◆ Data supplied:
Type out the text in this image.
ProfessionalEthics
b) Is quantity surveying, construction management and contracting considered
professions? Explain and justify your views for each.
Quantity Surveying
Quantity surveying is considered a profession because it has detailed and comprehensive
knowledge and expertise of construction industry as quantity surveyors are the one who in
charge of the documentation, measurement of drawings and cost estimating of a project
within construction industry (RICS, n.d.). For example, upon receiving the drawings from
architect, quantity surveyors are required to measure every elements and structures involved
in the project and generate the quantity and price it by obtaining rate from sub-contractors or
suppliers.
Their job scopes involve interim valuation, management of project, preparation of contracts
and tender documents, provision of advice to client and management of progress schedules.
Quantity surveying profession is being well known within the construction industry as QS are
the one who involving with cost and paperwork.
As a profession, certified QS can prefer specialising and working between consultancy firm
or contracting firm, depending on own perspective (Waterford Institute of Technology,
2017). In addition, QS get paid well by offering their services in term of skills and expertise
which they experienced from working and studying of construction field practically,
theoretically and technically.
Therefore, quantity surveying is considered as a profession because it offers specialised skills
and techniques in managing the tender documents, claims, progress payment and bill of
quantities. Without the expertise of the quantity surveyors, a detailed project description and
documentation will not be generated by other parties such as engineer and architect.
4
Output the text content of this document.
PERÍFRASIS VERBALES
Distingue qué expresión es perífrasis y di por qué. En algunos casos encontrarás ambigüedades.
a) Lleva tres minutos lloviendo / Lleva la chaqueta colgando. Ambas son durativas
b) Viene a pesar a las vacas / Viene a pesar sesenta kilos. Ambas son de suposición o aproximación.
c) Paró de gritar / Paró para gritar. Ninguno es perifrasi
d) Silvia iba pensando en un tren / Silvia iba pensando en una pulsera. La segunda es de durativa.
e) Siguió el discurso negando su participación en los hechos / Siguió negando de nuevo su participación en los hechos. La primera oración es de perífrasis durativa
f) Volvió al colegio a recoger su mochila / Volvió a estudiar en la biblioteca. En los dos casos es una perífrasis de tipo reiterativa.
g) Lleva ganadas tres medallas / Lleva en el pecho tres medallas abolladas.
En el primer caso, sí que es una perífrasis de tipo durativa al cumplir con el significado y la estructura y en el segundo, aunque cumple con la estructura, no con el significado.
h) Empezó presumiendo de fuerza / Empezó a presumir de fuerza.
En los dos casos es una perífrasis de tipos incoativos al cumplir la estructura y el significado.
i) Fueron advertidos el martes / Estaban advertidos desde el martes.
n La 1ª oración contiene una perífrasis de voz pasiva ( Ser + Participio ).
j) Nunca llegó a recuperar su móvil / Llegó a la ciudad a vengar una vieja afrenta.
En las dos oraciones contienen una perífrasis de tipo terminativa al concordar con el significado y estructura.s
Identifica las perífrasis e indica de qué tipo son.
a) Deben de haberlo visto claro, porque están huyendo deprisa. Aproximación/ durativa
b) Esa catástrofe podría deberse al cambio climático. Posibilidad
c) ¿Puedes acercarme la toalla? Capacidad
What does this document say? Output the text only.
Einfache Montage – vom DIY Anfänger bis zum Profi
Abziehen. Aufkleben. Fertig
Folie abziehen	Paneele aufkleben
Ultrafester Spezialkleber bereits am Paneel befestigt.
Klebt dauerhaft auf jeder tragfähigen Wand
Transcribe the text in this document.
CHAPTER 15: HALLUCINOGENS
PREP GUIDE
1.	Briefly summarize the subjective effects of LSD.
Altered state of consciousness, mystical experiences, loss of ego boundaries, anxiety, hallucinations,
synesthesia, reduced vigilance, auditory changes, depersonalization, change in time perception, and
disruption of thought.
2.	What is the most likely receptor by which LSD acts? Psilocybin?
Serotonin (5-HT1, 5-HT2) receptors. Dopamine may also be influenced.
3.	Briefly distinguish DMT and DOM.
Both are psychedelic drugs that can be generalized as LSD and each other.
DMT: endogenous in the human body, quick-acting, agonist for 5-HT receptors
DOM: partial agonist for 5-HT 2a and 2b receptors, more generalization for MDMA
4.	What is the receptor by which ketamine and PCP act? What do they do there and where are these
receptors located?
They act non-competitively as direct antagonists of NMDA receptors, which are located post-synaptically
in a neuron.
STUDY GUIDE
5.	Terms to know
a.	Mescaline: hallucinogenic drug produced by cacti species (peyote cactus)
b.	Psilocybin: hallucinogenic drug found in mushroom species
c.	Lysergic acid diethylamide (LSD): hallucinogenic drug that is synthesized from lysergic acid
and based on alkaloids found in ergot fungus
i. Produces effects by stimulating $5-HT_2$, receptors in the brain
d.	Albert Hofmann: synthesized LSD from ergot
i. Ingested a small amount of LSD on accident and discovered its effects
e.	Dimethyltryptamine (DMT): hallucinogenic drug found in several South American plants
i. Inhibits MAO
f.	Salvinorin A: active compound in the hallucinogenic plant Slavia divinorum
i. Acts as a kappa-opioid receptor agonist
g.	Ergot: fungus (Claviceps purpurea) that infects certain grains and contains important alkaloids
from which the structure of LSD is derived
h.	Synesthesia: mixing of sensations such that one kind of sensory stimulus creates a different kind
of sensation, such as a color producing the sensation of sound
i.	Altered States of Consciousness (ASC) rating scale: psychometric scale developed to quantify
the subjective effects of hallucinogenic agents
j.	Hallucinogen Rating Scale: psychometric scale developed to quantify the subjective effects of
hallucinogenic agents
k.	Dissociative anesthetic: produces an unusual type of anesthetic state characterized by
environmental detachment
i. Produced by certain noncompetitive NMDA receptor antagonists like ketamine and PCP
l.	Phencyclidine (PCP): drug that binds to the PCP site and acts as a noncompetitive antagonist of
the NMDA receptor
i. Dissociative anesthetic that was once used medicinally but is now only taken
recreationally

◆ What is being asked: From the entries above, copy every line containing the word "located".

◆ Expected answer:
receptors located?
They act non-competitively as direct antagonists of NMDA receptors, which are located post-synaptically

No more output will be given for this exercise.